PROBLEM TO SOLVE.
Among the lines of these entries, how many hold the word "text"? State only the number.

--- begin STORED ROWS ---

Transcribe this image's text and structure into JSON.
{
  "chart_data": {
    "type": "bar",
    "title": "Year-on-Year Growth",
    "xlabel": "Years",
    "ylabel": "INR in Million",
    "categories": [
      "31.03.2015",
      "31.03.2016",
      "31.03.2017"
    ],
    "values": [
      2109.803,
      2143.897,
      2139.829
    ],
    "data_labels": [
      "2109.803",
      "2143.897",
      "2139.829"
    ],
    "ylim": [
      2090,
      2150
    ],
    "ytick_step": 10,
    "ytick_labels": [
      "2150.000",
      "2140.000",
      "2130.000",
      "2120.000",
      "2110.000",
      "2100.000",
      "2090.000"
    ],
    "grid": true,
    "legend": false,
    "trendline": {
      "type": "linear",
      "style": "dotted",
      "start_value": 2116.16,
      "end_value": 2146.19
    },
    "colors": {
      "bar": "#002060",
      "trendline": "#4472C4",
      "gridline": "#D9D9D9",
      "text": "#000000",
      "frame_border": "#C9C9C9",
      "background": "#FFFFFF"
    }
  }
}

--- end STORED ROWS ---

RESPONSE.
2